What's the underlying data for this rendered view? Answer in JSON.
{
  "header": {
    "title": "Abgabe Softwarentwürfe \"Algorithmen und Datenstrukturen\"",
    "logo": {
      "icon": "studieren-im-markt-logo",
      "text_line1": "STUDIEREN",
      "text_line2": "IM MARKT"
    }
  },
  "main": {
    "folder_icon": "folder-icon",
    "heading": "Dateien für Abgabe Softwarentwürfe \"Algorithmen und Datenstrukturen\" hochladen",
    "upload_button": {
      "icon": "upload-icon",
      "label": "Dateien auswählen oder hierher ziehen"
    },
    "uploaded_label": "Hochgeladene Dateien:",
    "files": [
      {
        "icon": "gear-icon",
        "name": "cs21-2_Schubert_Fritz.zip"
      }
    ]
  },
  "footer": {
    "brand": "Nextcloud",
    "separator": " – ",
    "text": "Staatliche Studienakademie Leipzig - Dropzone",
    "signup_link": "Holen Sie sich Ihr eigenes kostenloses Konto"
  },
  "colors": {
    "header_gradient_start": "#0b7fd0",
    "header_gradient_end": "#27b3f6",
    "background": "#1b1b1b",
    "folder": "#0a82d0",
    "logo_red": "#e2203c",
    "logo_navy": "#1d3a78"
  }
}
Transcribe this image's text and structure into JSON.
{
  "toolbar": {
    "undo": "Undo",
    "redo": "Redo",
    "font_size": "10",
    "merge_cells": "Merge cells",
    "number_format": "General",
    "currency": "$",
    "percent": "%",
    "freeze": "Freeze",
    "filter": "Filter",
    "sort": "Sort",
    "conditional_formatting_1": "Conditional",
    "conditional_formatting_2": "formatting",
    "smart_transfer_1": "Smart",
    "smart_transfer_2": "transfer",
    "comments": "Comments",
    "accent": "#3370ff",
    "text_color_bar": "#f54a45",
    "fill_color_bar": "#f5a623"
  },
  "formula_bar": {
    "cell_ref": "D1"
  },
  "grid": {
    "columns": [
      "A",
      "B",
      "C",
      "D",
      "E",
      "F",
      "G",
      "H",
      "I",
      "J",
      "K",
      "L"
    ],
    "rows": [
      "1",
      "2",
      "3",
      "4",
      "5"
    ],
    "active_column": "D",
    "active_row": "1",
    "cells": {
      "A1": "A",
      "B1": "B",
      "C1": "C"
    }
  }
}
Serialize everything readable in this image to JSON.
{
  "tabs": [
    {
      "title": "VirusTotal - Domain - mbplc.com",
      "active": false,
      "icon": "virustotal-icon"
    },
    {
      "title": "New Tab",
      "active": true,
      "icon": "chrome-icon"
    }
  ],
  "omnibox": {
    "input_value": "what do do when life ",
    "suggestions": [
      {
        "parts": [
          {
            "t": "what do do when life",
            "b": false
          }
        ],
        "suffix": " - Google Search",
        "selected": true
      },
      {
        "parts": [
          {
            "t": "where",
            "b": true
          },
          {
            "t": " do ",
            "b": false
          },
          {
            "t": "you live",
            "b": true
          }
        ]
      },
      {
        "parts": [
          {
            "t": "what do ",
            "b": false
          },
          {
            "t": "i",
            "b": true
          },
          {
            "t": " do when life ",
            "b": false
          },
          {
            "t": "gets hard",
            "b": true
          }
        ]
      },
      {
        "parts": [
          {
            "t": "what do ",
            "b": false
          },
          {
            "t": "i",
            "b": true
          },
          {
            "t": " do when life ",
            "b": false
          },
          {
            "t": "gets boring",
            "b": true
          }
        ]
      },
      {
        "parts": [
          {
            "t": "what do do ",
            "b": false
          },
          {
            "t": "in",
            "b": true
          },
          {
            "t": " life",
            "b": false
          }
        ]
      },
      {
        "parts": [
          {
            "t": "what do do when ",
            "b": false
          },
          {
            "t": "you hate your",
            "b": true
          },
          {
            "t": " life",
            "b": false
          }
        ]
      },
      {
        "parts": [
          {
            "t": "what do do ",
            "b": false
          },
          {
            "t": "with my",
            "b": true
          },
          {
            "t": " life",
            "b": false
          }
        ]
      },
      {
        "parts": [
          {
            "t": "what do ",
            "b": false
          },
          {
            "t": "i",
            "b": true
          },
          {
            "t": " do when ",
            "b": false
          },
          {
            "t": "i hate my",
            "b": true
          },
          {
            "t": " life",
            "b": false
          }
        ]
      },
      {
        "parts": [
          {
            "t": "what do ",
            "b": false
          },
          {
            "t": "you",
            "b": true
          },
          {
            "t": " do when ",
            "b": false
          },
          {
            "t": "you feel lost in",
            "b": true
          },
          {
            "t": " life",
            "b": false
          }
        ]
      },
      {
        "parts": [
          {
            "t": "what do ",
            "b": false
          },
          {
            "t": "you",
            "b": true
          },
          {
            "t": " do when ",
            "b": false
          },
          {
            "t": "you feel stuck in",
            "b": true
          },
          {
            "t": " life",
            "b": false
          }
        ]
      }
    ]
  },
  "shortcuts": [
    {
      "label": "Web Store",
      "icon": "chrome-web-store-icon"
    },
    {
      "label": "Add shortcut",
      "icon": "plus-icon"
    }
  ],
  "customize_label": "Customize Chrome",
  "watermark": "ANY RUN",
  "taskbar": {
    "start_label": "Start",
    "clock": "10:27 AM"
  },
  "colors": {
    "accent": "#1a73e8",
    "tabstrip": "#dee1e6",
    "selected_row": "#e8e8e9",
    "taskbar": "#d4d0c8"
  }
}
—————
The expected answer holds each line from the listing above where the string "folder" is present.

__Answer space__.
    "folder_icon": "folder-icon",
    "folder": "#0a82d0",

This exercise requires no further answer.